## ITEMS
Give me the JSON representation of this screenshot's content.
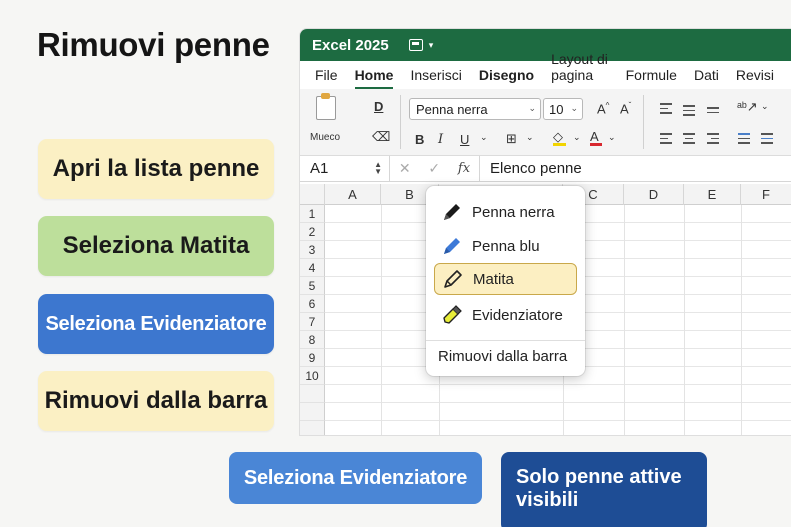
{
  "page_title": "Rimuovi penne",
  "steps": [
    {
      "label": "Apri la lista penne"
    },
    {
      "label": "Seleziona Matita"
    },
    {
      "label": "Seleziona Evidenziatore"
    },
    {
      "label": "Rimuovi dalla barra"
    }
  ],
  "bottom_buttons": {
    "select_highlighter": "Seleziona Evidenziatore",
    "only_active_pens": "Solo penne attive visibili"
  },
  "excel": {
    "app_name": "Excel 2025",
    "tabs": [
      "File",
      "Home",
      "Inserisci",
      "Disegno",
      "Layout di pagina",
      "Formule",
      "Dati",
      "Revisi"
    ],
    "active_tab": "Home",
    "clipboard_label": "Mueco",
    "font_name": "Penna nerra",
    "font_size": "10",
    "ribbon_glyphs": {
      "bold": "B",
      "italic": "I",
      "underline": "U",
      "grow": "A^",
      "shrink": "A˅",
      "wrap": "ab"
    },
    "name_box": "A1",
    "fx_label": "fx",
    "formula_value": "Elenco penne",
    "columns": [
      "A",
      "B",
      "C",
      "D",
      "E",
      "F"
    ],
    "rows": [
      "1",
      "2",
      "3",
      "4",
      "5",
      "6",
      "7",
      "8",
      "9",
      "10"
    ]
  },
  "pen_popup": {
    "items": [
      {
        "label": "Penna nerra",
        "icon": "black-pen-icon",
        "color": "#1a1a1a"
      },
      {
        "label": "Penna blu",
        "icon": "blue-pen-icon",
        "color": "#3d7ad8"
      },
      {
        "label": "Matita",
        "icon": "pencil-icon",
        "color": "#222222",
        "selected": true
      },
      {
        "label": "Evidenziatore",
        "icon": "highlighter-icon",
        "color": "#e8ee3a"
      }
    ],
    "remove_label": "Rimuovi dalla barra"
  },
  "colors": {
    "excel_green": "#1d6b41",
    "card_yellow": "#fbf0c4",
    "card_green": "#bddf9b",
    "card_blue": "#3d77cf",
    "button_blue": "#4a86d6",
    "button_navy": "#1e4d95"
  }
}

## WORK INSTRUCTIONS
Go through the listing above and write it out again exactly, dropping the pictures.

## RESULT OF THIS TASK
Give me the JSON representation of this screenshot's content.
{
  "page_title": "Rimuovi penne",
  "steps": [
    {
      "label": "Apri la lista penne"
    },
    {
      "label": "Seleziona Matita"
    },
    {
      "label": "Seleziona Evidenziatore"
    },
    {
      "label": "Rimuovi dalla barra"
    }
  ],
  "bottom_buttons": {
    "select_highlighter": "Seleziona Evidenziatore",
    "only_active_pens": "Solo penne attive visibili"
  },
  "excel": {
    "app_name": "Excel 2025",
    "tabs": [
      "File",
      "Home",
      "Inserisci",
      "Disegno",
      "Layout di pagina",
      "Formule",
      "Dati",
      "Revisi"
    ],
    "active_tab": "Home",
    "clipboard_label": "Mueco",
    "font_name": "Penna nerra",
    "font_size": "10",
    "ribbon_glyphs": {
      "bold": "B",
      "italic": "I",
      "underline": "U",
      "grow": "A^",
      "shrink": "A˅",
      "wrap": "ab"
    },
    "name_box": "A1",
    "fx_label": "fx",
    "formula_value": "Elenco penne",
    "columns": [
      "A",
      "B",
      "C",
      "D",
      "E",
      "F"
    ],
    "rows": [
      "1",
      "2",
      "3",
      "4",
      "5",
      "6",
      "7",
      "8",
      "9",
      "10"
    ]
  },
  "pen_popup": {
    "items": [
      {
        "label": "Penna nerra",
        "icon": "black-pen-icon",
        "color": "#1a1a1a"
      },
      {
        "label": "Penna blu",
        "icon": "blue-pen-icon",
        "color": "#3d7ad8"
      },
      {
        "label": "Matita",
        "icon": "pencil-icon",
        "color": "#222222",
        "selected": true
      },
      {
        "label": "Evidenziatore",
        "icon": "highlighter-icon",
        "color": "#e8ee3a"
      }
    ],
    "remove_label": "Rimuovi dalla barra"
  },
  "colors": {
    "excel_green": "#1d6b41",
    "card_yellow": "#fbf0c4",
    "card_green": "#bddf9b",
    "card_blue": "#3d77cf",
    "button_blue": "#4a86d6",
    "button_navy": "#1e4d95"
  }
}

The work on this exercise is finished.